• Dataset records:
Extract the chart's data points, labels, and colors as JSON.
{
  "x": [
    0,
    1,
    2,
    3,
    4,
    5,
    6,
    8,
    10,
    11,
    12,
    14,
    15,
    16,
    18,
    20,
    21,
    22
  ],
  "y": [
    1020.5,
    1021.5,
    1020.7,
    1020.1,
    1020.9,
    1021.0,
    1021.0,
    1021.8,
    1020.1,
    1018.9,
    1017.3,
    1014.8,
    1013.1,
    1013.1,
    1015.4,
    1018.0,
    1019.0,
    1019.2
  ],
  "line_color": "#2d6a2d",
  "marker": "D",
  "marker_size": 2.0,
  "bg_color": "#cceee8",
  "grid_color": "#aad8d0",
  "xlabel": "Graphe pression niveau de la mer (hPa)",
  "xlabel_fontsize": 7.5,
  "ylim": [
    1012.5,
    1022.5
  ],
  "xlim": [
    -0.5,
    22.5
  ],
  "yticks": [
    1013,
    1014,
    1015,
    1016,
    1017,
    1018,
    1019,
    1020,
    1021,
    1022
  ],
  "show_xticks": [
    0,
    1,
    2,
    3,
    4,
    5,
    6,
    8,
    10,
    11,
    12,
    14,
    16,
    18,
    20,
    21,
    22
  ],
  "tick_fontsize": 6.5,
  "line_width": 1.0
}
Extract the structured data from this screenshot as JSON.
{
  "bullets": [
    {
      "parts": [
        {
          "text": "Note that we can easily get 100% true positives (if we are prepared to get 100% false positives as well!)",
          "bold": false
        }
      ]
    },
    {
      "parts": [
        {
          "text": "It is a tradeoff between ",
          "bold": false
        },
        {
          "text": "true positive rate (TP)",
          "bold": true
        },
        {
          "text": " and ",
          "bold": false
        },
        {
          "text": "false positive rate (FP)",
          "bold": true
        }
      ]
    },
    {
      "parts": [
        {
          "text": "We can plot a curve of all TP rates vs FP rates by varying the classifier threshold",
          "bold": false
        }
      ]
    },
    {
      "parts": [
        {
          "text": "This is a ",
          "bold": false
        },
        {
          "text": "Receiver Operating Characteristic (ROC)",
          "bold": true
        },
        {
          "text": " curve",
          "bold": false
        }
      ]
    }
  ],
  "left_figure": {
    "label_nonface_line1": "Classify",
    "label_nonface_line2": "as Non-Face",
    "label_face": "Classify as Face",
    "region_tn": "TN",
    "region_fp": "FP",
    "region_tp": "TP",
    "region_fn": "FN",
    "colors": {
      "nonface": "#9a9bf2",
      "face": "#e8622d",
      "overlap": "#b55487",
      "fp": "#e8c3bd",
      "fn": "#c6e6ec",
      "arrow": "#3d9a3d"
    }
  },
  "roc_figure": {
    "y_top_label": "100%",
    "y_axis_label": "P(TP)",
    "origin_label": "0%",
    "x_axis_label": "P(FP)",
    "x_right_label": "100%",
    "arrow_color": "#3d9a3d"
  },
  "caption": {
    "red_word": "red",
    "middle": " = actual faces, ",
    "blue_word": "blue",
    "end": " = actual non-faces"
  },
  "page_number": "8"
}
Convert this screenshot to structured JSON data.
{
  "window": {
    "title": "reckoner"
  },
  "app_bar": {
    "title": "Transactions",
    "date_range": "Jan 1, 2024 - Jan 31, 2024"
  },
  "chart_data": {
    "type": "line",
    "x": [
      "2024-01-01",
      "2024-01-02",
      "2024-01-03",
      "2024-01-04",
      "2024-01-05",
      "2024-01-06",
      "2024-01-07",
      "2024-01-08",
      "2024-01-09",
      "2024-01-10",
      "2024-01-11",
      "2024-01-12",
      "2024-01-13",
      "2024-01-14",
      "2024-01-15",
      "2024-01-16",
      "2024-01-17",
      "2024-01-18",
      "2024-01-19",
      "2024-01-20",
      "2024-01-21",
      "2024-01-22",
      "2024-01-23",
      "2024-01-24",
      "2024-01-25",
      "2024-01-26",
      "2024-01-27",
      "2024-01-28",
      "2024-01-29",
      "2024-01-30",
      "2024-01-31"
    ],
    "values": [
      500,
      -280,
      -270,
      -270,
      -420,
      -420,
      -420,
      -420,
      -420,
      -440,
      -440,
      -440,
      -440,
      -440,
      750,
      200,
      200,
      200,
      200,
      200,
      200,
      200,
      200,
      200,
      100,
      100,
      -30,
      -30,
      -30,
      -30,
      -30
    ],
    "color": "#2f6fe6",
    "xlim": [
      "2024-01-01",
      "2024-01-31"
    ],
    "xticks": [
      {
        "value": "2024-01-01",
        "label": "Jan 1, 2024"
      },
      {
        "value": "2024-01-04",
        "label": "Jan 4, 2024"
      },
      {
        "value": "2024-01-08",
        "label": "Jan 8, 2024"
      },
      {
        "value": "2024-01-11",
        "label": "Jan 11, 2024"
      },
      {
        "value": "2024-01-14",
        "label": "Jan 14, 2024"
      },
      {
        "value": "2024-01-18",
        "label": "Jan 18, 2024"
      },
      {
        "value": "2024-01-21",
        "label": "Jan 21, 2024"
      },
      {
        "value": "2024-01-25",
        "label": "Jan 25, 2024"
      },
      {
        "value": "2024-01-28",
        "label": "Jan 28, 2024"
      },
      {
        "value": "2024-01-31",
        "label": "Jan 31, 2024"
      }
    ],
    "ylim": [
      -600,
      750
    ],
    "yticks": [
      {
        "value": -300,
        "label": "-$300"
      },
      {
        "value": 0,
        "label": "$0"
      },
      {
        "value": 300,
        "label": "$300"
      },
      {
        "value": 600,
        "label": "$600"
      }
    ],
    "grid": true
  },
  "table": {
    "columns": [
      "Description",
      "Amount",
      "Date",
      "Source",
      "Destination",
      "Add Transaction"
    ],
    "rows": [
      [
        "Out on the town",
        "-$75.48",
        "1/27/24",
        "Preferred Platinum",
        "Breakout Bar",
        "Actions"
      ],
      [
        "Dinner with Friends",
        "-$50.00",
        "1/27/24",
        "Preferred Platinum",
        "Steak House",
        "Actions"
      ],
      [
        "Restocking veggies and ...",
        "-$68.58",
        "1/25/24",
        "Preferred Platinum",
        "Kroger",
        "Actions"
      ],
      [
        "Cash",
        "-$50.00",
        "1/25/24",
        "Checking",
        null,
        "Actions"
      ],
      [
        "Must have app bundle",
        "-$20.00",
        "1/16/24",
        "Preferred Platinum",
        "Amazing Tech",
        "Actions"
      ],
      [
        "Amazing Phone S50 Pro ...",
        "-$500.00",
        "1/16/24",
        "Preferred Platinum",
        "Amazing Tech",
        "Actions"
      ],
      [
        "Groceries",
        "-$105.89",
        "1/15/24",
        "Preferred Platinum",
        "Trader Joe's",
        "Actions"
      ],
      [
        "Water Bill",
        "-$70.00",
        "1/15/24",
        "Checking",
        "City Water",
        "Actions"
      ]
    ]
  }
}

• To do: Write out all the records above again, exactly as they stand.

• Correct response:
Extract the chart's data points, labels, and colors as JSON.
{
  "x": [
    0,
    1,
    2,
    3,
    4,
    5,
    6,
    8,
    10,
    11,
    12,
    14,
    15,
    16,
    18,
    20,
    21,
    22
  ],
  "y": [
    1020.5,
    1021.5,
    1020.7,
    1020.1,
    1020.9,
    1021.0,
    1021.0,
    1021.8,
    1020.1,
    1018.9,
    1017.3,
    1014.8,
    1013.1,
    1013.1,
    1015.4,
    1018.0,
    1019.0,
    1019.2
  ],
  "line_color": "#2d6a2d",
  "marker": "D",
  "marker_size": 2.0,
  "bg_color": "#cceee8",
  "grid_color": "#aad8d0",
  "xlabel": "Graphe pression niveau de la mer (hPa)",
  "xlabel_fontsize": 7.5,
  "ylim": [
    1012.5,
    1022.5
  ],
  "xlim": [
    -0.5,
    22.5
  ],
  "yticks": [
    1013,
    1014,
    1015,
    1016,
    1017,
    1018,
    1019,
    1020,
    1021,
    1022
  ],
  "show_xticks": [
    0,
    1,
    2,
    3,
    4,
    5,
    6,
    8,
    10,
    11,
    12,
    14,
    16,
    18,
    20,
    21,
    22
  ],
  "tick_fontsize": 6.5,
  "line_width": 1.0
}
Extract the structured data from this screenshot as JSON.
{
  "bullets": [
    {
      "parts": [
        {
          "text": "Note that we can easily get 100% true positives (if we are prepared to get 100% false positives as well!)",
          "bold": false
        }
      ]
    },
    {
      "parts": [
        {
          "text": "It is a tradeoff between ",
          "bold": false
        },
        {
          "text": "true positive rate (TP)",
          "bold": true
        },
        {
          "text": " and ",
          "bold": false
        },
        {
          "text": "false positive rate (FP)",
          "bold": true
        }
      ]
    },
    {
      "parts": [
        {
          "text": "We can plot a curve of all TP rates vs FP rates by varying the classifier threshold",
          "bold": false
        }
      ]
    },
    {
      "parts": [
        {
          "text": "This is a ",
          "bold": false
        },
        {
          "text": "Receiver Operating Characteristic (ROC)",
          "bold": true
        },
        {
          "text": " curve",
          "bold": false
        }
      ]
    }
  ],
  "left_figure": {
    "label_nonface_line1": "Classify",
    "label_nonface_line2": "as Non-Face",
    "label_face": "Classify as Face",
    "region_tn": "TN",
    "region_fp": "FP",
    "region_tp": "TP",
    "region_fn": "FN",
    "colors": {
      "nonface": "#9a9bf2",
      "face": "#e8622d",
      "overlap": "#b55487",
      "fp": "#e8c3bd",
      "fn": "#c6e6ec",
      "arrow": "#3d9a3d"
    }
  },
  "roc_figure": {
    "y_top_label": "100%",
    "y_axis_label": "P(TP)",
    "origin_label": "0%",
    "x_axis_label": "P(FP)",
    "x_right_label": "100%",
    "arrow_color": "#3d9a3d"
  },
  "caption": {
    "red_word": "red",
    "middle": " = actual faces, ",
    "blue_word": "blue",
    "end": " = actual non-faces"
  },
  "page_number": "8"
}
Convert this screenshot to structured JSON data.
{
  "window": {
    "title": "reckoner"
  },
  "app_bar": {
    "title": "Transactions",
    "date_range": "Jan 1, 2024 - Jan 31, 2024"
  },
  "chart_data": {
    "type": "line",
    "x": [
      "2024-01-01",
      "2024-01-02",
      "2024-01-03",
      "2024-01-04",
      "2024-01-05",
      "2024-01-06",
      "2024-01-07",
      "2024-01-08",
      "2024-01-09",
      "2024-01-10",
      "2024-01-11",
      "2024-01-12",
      "2024-01-13",
      "2024-01-14",
      "2024-01-15",
      "2024-01-16",
      "2024-01-17",
      "2024-01-18",
      "2024-01-19",
      "2024-01-20",
      "2024-01-21",
      "2024-01-22",
      "2024-01-23",
      "2024-01-24",
      "2024-01-25",
      "2024-01-26",
      "2024-01-27",
      "2024-01-28",
      "2024-01-29",
      "2024-01-30",
      "2024-01-31"
    ],
    "values": [
      500,
      -280,
      -270,
      -270,
      -420,
      -420,
      -420,
      -420,
      -420,
      -440,
      -440,
      -440,
      -440,
      -440,
      750,
      200,
      200,
      200,
      200,
      200,
      200,
      200,
      200,
      200,
      100,
      100,
      -30,
      -30,
      -30,
      -30,
      -30
    ],
    "color": "#2f6fe6",
    "xlim": [
      "2024-01-01",
      "2024-01-31"
    ],
    "xticks": [
      {
        "value": "2024-01-01",
        "label": "Jan 1, 2024"
      },
      {
        "value": "2024-01-04",
        "label": "Jan 4, 2024"
      },
      {
        "value": "2024-01-08",
        "label": "Jan 8, 2024"
      },
      {
        "value": "2024-01-11",
        "label": "Jan 11, 2024"
      },
      {
        "value": "2024-01-14",
        "label": "Jan 14, 2024"
      },
      {
        "value": "2024-01-18",
        "label": "Jan 18, 2024"
      },
      {
        "value": "2024-01-21",
        "label": "Jan 21, 2024"
      },
      {
        "value": "2024-01-25",
        "label": "Jan 25, 2024"
      },
      {
        "value": "2024-01-28",
        "label": "Jan 28, 2024"
      },
      {
        "value": "2024-01-31",
        "label": "Jan 31, 2024"
      }
    ],
    "ylim": [
      -600,
      750
    ],
    "yticks": [
      {
        "value": -300,
        "label": "-$300"
      },
      {
        "value": 0,
        "label": "$0"
      },
      {
        "value": 300,
        "label": "$300"
      },
      {
        "value": 600,
        "label": "$600"
      }
    ],
    "grid": true
  },
  "table": {
    "columns": [
      "Description",
      "Amount",
      "Date",
      "Source",
      "Destination",
      "Add Transaction"
    ],
    "rows": [
      [
        "Out on the town",
        "-$75.48",
        "1/27/24",
        "Preferred Platinum",
        "Breakout Bar",
        "Actions"
      ],
      [
        "Dinner with Friends",
        "-$50.00",
        "1/27/24",
        "Preferred Platinum",
        "Steak House",
        "Actions"
      ],
      [
        "Restocking veggies and ...",
        "-$68.58",
        "1/25/24",
        "Preferred Platinum",
        "Kroger",
        "Actions"
      ],
      [
        "Cash",
        "-$50.00",
        "1/25/24",
        "Checking",
        null,
        "Actions"
      ],
      [
        "Must have app bundle",
        "-$20.00",
        "1/16/24",
        "Preferred Platinum",
        "Amazing Tech",
        "Actions"
      ],
      [
        "Amazing Phone S50 Pro ...",
        "-$500.00",
        "1/16/24",
        "Preferred Platinum",
        "Amazing Tech",
        "Actions"
      ],
      [
        "Groceries",
        "-$105.89",
        "1/15/24",
        "Preferred Platinum",
        "Trader Joe's",
        "Actions"
      ],
      [
        "Water Bill",
        "-$70.00",
        "1/15/24",
        "Checking",
        "City Water",
        "Actions"
      ]
    ]
  }
}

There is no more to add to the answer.